* AIM OF THE TASK *
Go through the listing below and gather every line with the word "محاليلها".

* DATA LISTING *
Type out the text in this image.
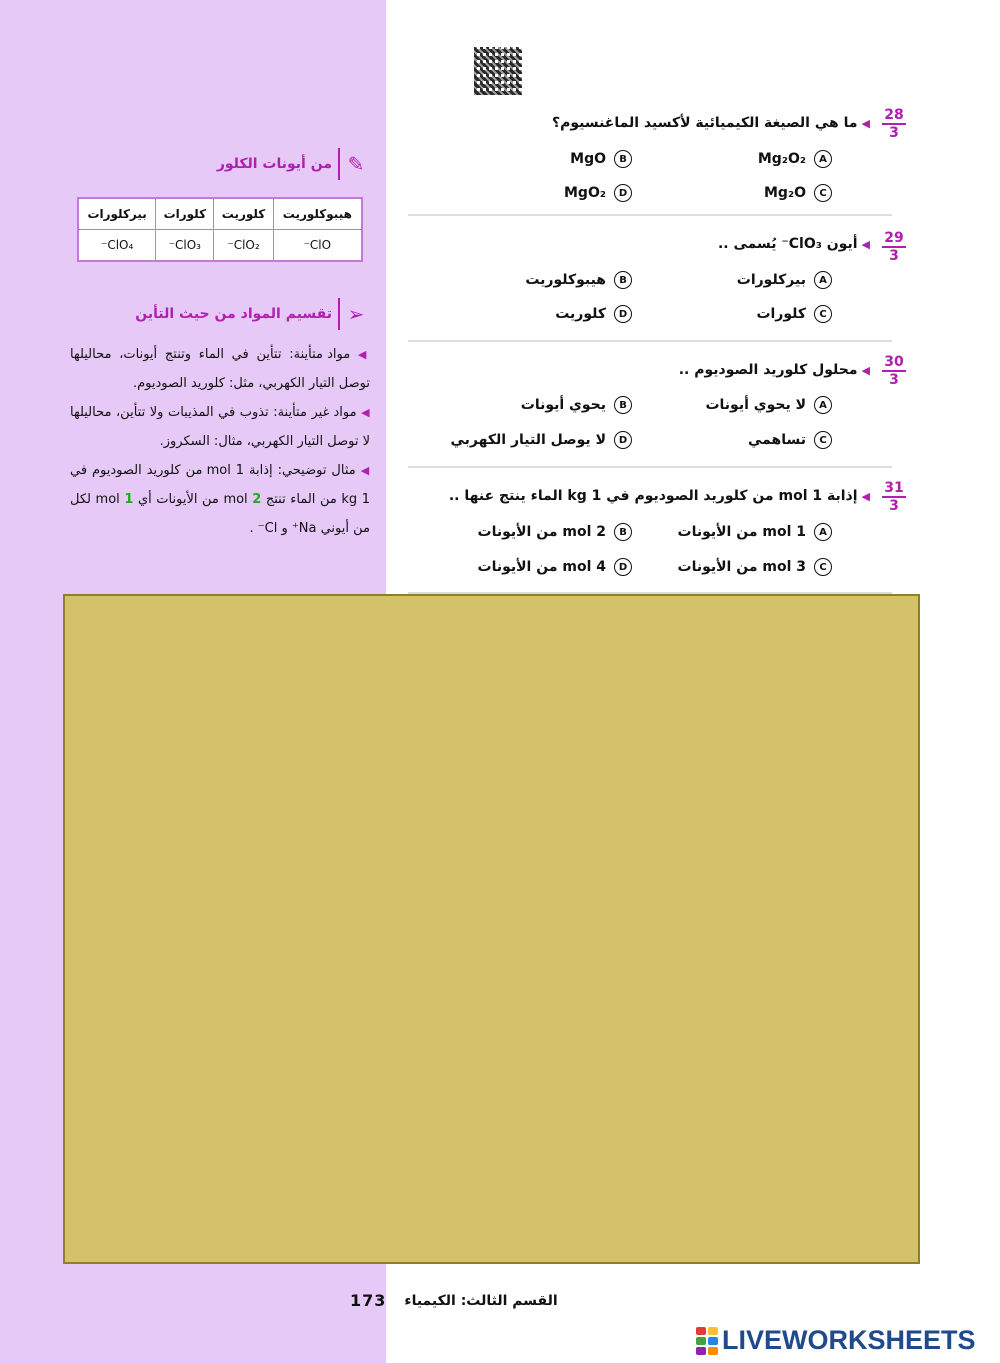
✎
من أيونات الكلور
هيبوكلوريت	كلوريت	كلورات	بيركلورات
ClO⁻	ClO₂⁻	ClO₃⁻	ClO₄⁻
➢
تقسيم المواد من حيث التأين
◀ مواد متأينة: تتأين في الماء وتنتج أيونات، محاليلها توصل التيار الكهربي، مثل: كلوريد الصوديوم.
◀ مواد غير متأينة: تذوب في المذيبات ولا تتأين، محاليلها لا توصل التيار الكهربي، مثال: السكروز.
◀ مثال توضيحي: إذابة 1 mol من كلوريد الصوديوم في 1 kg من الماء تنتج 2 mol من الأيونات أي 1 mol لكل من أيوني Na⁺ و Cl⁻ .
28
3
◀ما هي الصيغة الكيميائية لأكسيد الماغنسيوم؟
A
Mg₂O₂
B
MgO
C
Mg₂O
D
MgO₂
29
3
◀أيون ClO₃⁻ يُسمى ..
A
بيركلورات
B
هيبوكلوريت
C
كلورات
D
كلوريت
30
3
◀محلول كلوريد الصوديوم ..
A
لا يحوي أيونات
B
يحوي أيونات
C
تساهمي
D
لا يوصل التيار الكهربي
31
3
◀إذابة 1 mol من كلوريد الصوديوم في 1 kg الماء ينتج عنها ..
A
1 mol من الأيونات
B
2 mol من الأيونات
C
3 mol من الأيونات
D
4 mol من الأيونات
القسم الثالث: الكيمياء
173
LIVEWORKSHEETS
* * *
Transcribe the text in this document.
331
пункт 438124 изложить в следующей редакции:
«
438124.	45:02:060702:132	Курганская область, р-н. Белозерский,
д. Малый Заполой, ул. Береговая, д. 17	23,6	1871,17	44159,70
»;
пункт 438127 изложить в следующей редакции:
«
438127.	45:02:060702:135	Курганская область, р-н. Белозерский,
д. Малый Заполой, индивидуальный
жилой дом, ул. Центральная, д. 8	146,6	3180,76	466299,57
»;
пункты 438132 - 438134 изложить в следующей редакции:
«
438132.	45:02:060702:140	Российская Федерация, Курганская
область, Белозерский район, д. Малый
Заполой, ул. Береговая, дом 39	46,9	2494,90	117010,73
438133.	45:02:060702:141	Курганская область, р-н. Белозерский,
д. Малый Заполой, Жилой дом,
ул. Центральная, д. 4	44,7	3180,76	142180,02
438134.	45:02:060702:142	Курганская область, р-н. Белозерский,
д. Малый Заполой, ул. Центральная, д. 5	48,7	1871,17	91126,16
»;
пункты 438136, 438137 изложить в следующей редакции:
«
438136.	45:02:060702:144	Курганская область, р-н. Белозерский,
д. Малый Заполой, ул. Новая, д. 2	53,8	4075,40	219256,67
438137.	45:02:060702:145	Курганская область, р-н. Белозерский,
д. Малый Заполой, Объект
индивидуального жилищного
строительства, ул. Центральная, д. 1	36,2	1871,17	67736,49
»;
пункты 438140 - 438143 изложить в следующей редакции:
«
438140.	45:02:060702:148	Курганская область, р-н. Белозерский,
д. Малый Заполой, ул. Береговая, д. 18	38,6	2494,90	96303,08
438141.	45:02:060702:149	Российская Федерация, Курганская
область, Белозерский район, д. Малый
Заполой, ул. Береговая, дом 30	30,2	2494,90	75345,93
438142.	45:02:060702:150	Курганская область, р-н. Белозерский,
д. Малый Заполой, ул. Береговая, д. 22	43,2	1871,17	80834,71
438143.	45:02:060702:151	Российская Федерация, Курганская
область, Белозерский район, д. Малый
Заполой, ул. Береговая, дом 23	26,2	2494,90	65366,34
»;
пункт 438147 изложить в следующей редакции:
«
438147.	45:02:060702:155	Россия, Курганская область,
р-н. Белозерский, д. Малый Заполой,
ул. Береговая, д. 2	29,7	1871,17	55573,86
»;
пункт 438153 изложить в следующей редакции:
==
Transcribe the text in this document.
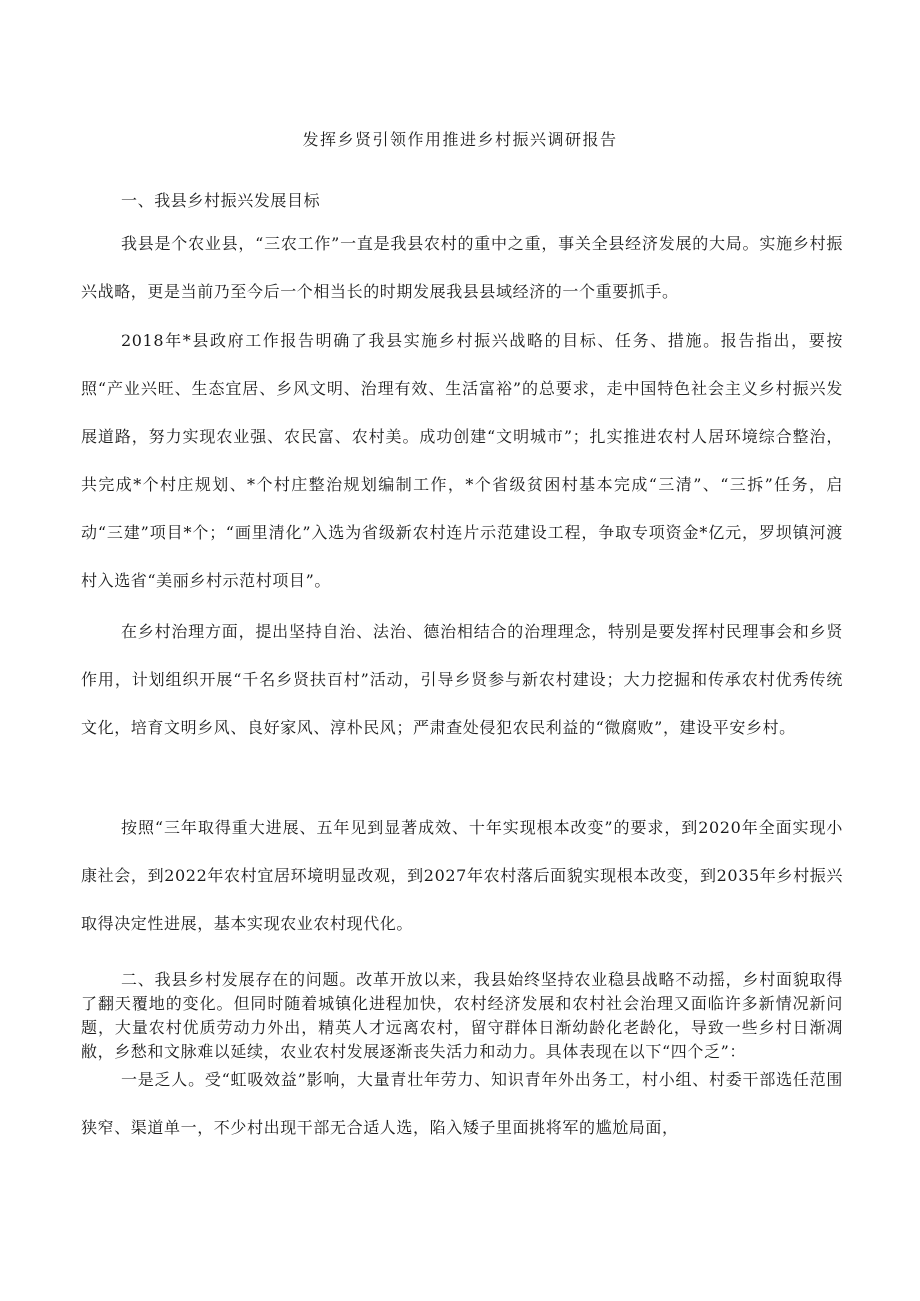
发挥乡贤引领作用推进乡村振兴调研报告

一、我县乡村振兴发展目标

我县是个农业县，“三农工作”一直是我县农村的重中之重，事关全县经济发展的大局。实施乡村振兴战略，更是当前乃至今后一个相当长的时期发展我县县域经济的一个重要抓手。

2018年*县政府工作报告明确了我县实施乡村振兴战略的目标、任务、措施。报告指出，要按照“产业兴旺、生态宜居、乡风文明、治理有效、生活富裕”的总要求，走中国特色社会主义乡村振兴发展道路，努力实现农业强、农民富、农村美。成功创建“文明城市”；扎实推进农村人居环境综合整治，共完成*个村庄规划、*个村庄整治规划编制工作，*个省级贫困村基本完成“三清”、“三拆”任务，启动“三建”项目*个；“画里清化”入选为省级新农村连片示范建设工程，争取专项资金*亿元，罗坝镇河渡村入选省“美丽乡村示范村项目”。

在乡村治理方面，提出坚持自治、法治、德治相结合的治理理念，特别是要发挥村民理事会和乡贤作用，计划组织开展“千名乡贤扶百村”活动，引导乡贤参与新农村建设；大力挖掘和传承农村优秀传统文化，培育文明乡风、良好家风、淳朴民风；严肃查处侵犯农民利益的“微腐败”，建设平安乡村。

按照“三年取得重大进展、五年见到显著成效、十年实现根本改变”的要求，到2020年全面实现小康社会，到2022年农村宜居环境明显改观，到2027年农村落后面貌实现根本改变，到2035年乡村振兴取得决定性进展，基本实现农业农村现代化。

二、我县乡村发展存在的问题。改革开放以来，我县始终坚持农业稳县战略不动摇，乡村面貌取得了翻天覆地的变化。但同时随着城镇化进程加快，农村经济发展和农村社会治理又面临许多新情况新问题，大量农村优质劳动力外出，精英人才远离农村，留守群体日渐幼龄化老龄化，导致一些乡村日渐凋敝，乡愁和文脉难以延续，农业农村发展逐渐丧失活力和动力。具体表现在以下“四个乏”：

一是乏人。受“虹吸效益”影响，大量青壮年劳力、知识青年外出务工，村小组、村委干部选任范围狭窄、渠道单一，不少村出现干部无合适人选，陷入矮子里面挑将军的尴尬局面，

* RESPONSE *
◀ مواد متأينة: تتأين في الماء وتنتج أيونات، محاليلها توصل التيار الكهربي، مثل: كلوريد الصوديوم.
◀ مواد غير متأينة: تذوب في المذيبات ولا تتأين، محاليلها لا توصل التيار الكهربي، مثال: السكروز.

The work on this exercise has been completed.